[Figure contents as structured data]
** Start **

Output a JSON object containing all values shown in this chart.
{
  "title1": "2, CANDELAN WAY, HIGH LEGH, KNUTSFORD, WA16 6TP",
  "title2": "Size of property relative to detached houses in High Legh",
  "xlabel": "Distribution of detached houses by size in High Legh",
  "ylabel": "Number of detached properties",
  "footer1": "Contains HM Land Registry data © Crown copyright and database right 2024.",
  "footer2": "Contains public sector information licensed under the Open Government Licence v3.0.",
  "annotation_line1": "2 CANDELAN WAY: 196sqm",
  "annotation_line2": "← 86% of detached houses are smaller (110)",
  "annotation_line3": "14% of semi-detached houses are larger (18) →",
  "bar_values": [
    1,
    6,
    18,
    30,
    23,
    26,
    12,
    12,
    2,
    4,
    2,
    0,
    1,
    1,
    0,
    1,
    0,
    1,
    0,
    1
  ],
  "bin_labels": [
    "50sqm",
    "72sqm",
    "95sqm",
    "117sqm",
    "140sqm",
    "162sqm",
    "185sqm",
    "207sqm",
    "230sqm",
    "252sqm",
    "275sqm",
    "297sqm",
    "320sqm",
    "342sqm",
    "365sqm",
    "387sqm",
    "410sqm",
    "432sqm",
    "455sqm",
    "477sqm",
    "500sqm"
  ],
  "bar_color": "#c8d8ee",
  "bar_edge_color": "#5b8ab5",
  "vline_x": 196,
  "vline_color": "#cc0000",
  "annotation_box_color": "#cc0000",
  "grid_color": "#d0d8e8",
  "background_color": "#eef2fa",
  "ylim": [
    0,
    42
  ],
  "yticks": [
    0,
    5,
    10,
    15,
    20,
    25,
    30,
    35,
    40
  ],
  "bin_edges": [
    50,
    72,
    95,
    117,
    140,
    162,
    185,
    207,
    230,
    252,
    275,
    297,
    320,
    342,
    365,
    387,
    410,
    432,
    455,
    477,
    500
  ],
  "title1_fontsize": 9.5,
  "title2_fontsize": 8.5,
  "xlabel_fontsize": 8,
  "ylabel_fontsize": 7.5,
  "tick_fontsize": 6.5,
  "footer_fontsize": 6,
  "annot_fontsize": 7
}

** End **

*WHAT THE EXERCISE ASKS*. Where a line holds "houses", copy it out.

*WORKED SOLUTION*.
  "title2": "Size of property relative to detached houses in High Legh",
  "xlabel": "Distribution of detached houses by size in High Legh",
  "annotation_line2": "← 86% of detached houses are smaller (110)",
  "annotation_line3": "14% of semi-detached houses are larger (18) →",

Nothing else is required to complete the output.